**Records from a data collection**
------
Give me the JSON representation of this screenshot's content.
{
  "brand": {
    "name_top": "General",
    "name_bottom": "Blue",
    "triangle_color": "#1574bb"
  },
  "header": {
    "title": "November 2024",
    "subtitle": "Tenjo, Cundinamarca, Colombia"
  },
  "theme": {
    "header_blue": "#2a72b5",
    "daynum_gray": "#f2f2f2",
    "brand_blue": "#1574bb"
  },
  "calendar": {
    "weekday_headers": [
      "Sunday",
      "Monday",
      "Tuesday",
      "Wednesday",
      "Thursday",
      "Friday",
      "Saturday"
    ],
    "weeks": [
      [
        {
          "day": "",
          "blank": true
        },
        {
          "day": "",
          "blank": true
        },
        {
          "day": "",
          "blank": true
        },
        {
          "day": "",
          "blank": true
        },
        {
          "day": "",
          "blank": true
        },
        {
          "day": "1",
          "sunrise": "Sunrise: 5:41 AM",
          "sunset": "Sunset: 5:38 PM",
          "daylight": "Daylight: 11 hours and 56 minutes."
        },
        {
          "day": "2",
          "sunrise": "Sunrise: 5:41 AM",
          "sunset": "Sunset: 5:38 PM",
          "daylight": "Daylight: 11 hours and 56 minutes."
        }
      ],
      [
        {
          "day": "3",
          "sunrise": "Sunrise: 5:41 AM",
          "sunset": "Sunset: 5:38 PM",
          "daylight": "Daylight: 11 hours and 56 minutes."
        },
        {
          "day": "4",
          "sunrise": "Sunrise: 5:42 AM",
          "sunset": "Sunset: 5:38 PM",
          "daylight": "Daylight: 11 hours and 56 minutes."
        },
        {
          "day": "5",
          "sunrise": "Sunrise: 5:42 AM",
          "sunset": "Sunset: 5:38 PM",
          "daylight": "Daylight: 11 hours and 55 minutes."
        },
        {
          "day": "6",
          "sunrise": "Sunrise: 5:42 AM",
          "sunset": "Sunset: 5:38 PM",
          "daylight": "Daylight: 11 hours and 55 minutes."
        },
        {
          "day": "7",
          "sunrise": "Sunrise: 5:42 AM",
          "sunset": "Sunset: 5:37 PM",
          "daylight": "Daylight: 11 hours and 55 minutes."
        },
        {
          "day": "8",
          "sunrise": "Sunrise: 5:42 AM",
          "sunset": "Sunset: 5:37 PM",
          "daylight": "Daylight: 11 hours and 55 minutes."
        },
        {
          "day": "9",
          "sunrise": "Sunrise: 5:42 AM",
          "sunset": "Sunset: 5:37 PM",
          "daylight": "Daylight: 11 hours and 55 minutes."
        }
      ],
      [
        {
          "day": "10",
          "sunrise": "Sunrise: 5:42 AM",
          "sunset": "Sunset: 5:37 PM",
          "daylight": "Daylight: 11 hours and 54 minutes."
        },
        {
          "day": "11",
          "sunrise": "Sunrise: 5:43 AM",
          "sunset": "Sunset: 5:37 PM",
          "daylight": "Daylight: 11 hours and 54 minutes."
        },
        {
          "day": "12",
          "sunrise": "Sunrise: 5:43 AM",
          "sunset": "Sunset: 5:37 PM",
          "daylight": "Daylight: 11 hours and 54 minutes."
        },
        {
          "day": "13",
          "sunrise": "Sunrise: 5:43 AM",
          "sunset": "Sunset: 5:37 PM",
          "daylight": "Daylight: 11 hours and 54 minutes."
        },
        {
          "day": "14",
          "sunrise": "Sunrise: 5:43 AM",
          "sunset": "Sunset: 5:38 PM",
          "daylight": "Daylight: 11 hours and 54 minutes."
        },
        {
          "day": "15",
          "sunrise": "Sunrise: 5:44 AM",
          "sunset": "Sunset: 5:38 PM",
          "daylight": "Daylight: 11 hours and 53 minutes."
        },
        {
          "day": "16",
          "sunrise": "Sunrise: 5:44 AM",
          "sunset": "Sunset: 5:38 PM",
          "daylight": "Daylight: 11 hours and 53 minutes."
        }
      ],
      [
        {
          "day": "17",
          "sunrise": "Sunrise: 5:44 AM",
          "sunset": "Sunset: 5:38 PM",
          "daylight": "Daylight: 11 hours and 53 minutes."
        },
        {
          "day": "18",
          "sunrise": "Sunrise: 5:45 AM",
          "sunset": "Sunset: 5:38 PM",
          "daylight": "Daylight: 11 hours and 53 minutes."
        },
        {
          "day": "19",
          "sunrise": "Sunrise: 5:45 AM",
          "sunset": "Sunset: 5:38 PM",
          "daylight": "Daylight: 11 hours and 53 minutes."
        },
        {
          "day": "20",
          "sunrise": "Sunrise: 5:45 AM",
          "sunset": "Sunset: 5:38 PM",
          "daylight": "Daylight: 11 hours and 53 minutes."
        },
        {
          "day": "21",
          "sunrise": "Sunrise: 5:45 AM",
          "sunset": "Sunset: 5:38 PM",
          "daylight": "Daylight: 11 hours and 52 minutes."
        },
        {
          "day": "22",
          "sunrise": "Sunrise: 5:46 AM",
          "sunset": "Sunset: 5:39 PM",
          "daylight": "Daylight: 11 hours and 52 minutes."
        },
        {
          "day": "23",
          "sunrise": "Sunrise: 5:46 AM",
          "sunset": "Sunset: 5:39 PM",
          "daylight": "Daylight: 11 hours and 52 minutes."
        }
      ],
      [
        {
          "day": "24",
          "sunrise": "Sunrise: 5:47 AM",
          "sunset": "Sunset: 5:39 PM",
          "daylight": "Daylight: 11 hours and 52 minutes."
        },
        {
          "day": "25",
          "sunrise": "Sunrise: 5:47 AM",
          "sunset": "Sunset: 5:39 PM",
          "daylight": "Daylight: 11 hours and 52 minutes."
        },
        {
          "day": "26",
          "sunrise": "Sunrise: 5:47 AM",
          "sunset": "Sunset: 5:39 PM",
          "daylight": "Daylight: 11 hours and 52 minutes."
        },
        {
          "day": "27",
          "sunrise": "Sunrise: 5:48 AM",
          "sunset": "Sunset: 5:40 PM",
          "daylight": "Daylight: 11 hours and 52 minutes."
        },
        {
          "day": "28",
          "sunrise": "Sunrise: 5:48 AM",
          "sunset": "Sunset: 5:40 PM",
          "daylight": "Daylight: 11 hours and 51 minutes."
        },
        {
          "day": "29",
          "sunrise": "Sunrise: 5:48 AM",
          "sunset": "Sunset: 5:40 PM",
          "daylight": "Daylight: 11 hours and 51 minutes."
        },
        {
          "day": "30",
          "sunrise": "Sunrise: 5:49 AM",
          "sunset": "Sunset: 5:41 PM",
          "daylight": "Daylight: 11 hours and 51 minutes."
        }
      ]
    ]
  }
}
------
**TASK**
Every line above should be printed again exactly as it stands.

**COMPLETE OUTPUT**
Give me the JSON representation of this screenshot's content.
{
  "brand": {
    "name_top": "General",
    "name_bottom": "Blue",
    "triangle_color": "#1574bb"
  },
  "header": {
    "title": "November 2024",
    "subtitle": "Tenjo, Cundinamarca, Colombia"
  },
  "theme": {
    "header_blue": "#2a72b5",
    "daynum_gray": "#f2f2f2",
    "brand_blue": "#1574bb"
  },
  "calendar": {
    "weekday_headers": [
      "Sunday",
      "Monday",
      "Tuesday",
      "Wednesday",
      "Thursday",
      "Friday",
      "Saturday"
    ],
    "weeks": [
      [
        {
          "day": "",
          "blank": true
        },
        {
          "day": "",
          "blank": true
        },
        {
          "day": "",
          "blank": true
        },
        {
          "day": "",
          "blank": true
        },
        {
          "day": "",
          "blank": true
        },
        {
          "day": "1",
          "sunrise": "Sunrise: 5:41 AM",
          "sunset": "Sunset: 5:38 PM",
          "daylight": "Daylight: 11 hours and 56 minutes."
        },
        {
          "day": "2",
          "sunrise": "Sunrise: 5:41 AM",
          "sunset": "Sunset: 5:38 PM",
          "daylight": "Daylight: 11 hours and 56 minutes."
        }
      ],
      [
        {
          "day": "3",
          "sunrise": "Sunrise: 5:41 AM",
          "sunset": "Sunset: 5:38 PM",
          "daylight": "Daylight: 11 hours and 56 minutes."
        },
        {
          "day": "4",
          "sunrise": "Sunrise: 5:42 AM",
          "sunset": "Sunset: 5:38 PM",
          "daylight": "Daylight: 11 hours and 56 minutes."
        },
        {
          "day": "5",
          "sunrise": "Sunrise: 5:42 AM",
          "sunset": "Sunset: 5:38 PM",
          "daylight": "Daylight: 11 hours and 55 minutes."
        },
        {
          "day": "6",
          "sunrise": "Sunrise: 5:42 AM",
          "sunset": "Sunset: 5:38 PM",
          "daylight": "Daylight: 11 hours and 55 minutes."
        },
        {
          "day": "7",
          "sunrise": "Sunrise: 5:42 AM",
          "sunset": "Sunset: 5:37 PM",
          "daylight": "Daylight: 11 hours and 55 minutes."
        },
        {
          "day": "8",
          "sunrise": "Sunrise: 5:42 AM",
          "sunset": "Sunset: 5:37 PM",
          "daylight": "Daylight: 11 hours and 55 minutes."
        },
        {
          "day": "9",
          "sunrise": "Sunrise: 5:42 AM",
          "sunset": "Sunset: 5:37 PM",
          "daylight": "Daylight: 11 hours and 55 minutes."
        }
      ],
      [
        {
          "day": "10",
          "sunrise": "Sunrise: 5:42 AM",
          "sunset": "Sunset: 5:37 PM",
          "daylight": "Daylight: 11 hours and 54 minutes."
        },
        {
          "day": "11",
          "sunrise": "Sunrise: 5:43 AM",
          "sunset": "Sunset: 5:37 PM",
          "daylight": "Daylight: 11 hours and 54 minutes."
        },
        {
          "day": "12",
          "sunrise": "Sunrise: 5:43 AM",
          "sunset": "Sunset: 5:37 PM",
          "daylight": "Daylight: 11 hours and 54 minutes."
        },
        {
          "day": "13",
          "sunrise": "Sunrise: 5:43 AM",
          "sunset": "Sunset: 5:37 PM",
          "daylight": "Daylight: 11 hours and 54 minutes."
        },
        {
          "day": "14",
          "sunrise": "Sunrise: 5:43 AM",
          "sunset": "Sunset: 5:38 PM",
          "daylight": "Daylight: 11 hours and 54 minutes."
        },
        {
          "day": "15",
          "sunrise": "Sunrise: 5:44 AM",
          "sunset": "Sunset: 5:38 PM",
          "daylight": "Daylight: 11 hours and 53 minutes."
        },
        {
          "day": "16",
          "sunrise": "Sunrise: 5:44 AM",
          "sunset": "Sunset: 5:38 PM",
          "daylight": "Daylight: 11 hours and 53 minutes."
        }
      ],
      [
        {
          "day": "17",
          "sunrise": "Sunrise: 5:44 AM",
          "sunset": "Sunset: 5:38 PM",
          "daylight": "Daylight: 11 hours and 53 minutes."
        },
        {
          "day": "18",
          "sunrise": "Sunrise: 5:45 AM",
          "sunset": "Sunset: 5:38 PM",
          "daylight": "Daylight: 11 hours and 53 minutes."
        },
        {
          "day": "19",
          "sunrise": "Sunrise: 5:45 AM",
          "sunset": "Sunset: 5:38 PM",
          "daylight": "Daylight: 11 hours and 53 minutes."
        },
        {
          "day": "20",
          "sunrise": "Sunrise: 5:45 AM",
          "sunset": "Sunset: 5:38 PM",
          "daylight": "Daylight: 11 hours and 53 minutes."
        },
        {
          "day": "21",
          "sunrise": "Sunrise: 5:45 AM",
          "sunset": "Sunset: 5:38 PM",
          "daylight": "Daylight: 11 hours and 52 minutes."
        },
        {
          "day": "22",
          "sunrise": "Sunrise: 5:46 AM",
          "sunset": "Sunset: 5:39 PM",
          "daylight": "Daylight: 11 hours and 52 minutes."
        },
        {
          "day": "23",
          "sunrise": "Sunrise: 5:46 AM",
          "sunset": "Sunset: 5:39 PM",
          "daylight": "Daylight: 11 hours and 52 minutes."
        }
      ],
      [
        {
          "day": "24",
          "sunrise": "Sunrise: 5:47 AM",
          "sunset": "Sunset: 5:39 PM",
          "daylight": "Daylight: 11 hours and 52 minutes."
        },
        {
          "day": "25",
          "sunrise": "Sunrise: 5:47 AM",
          "sunset": "Sunset: 5:39 PM",
          "daylight": "Daylight: 11 hours and 52 minutes."
        },
        {
          "day": "26",
          "sunrise": "Sunrise: 5:47 AM",
          "sunset": "Sunset: 5:39 PM",
          "daylight": "Daylight: 11 hours and 52 minutes."
        },
        {
          "day": "27",
          "sunrise": "Sunrise: 5:48 AM",
          "sunset": "Sunset: 5:40 PM",
          "daylight": "Daylight: 11 hours and 52 minutes."
        },
        {
          "day": "28",
          "sunrise": "Sunrise: 5:48 AM",
          "sunset": "Sunset: 5:40 PM",
          "daylight": "Daylight: 11 hours and 51 minutes."
        },
        {
          "day": "29",
          "sunrise": "Sunrise: 5:48 AM",
          "sunset": "Sunset: 5:40 PM",
          "daylight": "Daylight: 11 hours and 51 minutes."
        },
        {
          "day": "30",
          "sunrise": "Sunrise: 5:49 AM",
          "sunset": "Sunset: 5:41 PM",
          "daylight": "Daylight: 11 hours and 51 minutes."
        }
      ]
    ]
  }
}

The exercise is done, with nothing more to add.